(Stored data entries)

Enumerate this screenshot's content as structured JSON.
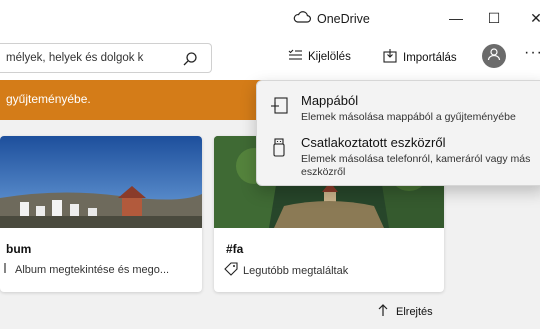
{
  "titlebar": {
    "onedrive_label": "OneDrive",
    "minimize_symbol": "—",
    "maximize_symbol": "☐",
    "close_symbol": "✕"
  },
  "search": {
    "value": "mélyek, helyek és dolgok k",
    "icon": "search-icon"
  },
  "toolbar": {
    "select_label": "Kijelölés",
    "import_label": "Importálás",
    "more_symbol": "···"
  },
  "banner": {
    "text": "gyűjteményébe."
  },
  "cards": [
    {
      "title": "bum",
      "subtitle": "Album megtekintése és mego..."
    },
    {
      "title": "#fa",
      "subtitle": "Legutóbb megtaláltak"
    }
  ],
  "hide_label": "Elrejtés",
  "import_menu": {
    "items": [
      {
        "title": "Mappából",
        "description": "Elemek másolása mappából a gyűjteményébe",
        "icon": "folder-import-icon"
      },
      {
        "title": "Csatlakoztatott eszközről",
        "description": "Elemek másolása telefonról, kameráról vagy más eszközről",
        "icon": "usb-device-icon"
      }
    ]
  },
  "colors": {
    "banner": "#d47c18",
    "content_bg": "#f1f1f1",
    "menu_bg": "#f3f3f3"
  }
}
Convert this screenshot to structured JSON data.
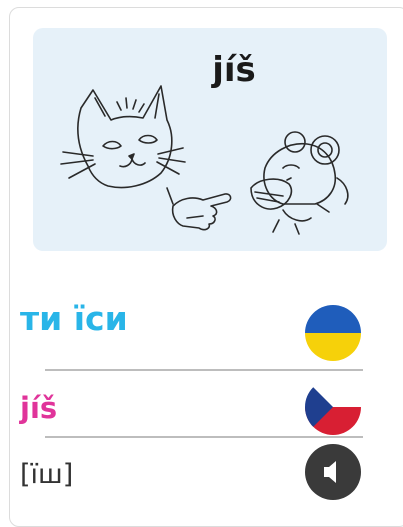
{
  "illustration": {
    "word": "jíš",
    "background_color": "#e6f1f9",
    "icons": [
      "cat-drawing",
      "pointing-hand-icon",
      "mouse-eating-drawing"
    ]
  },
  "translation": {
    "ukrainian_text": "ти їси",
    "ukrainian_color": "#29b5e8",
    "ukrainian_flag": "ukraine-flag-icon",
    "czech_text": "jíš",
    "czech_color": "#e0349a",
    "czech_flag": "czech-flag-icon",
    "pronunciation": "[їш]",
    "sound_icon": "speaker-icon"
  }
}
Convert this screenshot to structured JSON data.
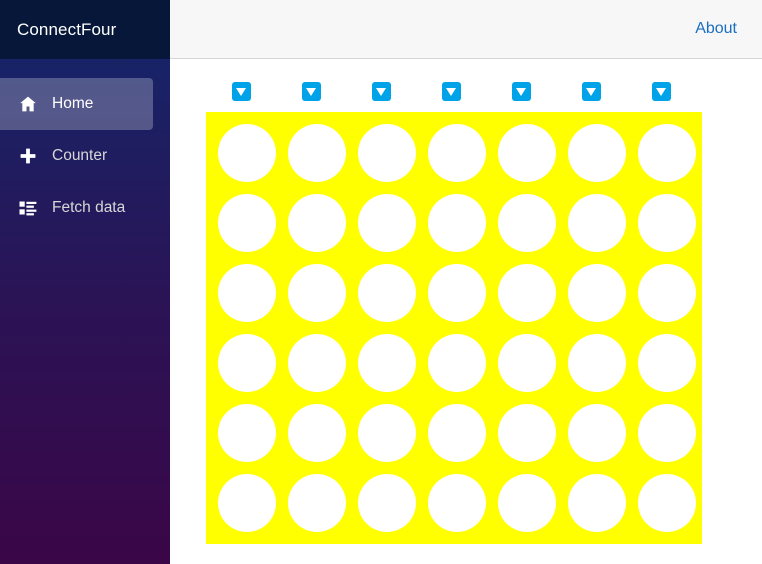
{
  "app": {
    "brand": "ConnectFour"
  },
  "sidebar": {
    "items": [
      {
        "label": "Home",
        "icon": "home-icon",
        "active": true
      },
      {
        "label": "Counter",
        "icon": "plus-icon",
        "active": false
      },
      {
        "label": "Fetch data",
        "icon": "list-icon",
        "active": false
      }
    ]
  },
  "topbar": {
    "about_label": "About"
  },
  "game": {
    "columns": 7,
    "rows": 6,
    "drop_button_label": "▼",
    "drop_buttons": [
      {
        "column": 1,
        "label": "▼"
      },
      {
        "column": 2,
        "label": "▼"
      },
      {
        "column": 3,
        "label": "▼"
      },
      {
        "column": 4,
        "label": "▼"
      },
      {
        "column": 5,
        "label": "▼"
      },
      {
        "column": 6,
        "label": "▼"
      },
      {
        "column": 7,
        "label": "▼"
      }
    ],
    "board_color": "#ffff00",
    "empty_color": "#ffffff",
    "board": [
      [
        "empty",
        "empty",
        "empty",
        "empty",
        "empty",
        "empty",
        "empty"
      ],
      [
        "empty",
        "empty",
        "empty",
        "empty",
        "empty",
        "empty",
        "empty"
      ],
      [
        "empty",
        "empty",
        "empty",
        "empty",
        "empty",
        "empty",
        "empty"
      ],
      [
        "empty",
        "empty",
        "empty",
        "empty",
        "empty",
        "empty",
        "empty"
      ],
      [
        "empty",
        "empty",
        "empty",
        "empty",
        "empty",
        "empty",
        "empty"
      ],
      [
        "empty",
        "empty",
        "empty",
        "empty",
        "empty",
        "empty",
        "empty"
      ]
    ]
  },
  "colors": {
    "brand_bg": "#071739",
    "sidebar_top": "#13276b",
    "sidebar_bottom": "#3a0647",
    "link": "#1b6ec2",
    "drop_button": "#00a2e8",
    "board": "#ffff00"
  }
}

...

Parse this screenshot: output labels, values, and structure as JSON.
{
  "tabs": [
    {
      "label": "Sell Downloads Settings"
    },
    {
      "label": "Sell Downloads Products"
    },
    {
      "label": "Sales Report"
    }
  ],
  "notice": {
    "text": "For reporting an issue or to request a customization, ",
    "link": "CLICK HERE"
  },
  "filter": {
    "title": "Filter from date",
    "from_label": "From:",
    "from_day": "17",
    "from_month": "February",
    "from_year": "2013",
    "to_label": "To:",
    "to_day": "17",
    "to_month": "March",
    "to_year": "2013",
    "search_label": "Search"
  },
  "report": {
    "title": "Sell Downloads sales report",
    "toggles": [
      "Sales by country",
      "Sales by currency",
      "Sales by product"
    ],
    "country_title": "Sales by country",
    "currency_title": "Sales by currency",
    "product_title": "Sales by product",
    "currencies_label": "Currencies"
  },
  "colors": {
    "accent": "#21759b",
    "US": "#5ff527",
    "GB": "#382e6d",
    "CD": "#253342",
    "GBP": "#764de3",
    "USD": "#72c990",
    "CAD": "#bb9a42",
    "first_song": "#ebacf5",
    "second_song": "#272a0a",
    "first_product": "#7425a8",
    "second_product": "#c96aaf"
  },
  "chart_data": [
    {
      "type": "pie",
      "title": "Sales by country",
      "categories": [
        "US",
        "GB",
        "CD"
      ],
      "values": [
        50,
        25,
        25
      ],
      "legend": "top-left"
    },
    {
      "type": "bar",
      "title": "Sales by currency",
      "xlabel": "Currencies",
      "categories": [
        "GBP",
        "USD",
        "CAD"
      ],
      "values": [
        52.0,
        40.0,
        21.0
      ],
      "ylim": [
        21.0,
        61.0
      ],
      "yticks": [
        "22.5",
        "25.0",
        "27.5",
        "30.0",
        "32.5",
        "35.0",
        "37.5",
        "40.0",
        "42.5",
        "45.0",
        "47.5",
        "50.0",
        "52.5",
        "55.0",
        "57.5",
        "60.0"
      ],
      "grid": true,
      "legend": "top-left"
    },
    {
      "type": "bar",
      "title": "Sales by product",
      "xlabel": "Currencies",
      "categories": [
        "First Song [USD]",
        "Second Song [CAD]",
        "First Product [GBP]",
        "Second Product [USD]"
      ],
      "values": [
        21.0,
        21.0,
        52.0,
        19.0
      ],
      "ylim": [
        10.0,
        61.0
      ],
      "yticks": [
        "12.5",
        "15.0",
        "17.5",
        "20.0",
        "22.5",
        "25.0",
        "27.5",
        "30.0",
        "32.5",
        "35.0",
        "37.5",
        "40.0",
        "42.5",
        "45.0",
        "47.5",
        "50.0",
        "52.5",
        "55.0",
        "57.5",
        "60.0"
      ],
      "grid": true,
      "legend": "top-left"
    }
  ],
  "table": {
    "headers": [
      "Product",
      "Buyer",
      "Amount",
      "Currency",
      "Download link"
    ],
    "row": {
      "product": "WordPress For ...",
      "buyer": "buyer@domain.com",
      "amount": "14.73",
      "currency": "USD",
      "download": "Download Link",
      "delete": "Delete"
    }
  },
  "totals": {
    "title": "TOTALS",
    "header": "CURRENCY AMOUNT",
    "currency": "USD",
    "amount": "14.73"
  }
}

Task directions
Within the entries above, work out how many lines contain the word "flag". The number alone is the answer.

Complete output
2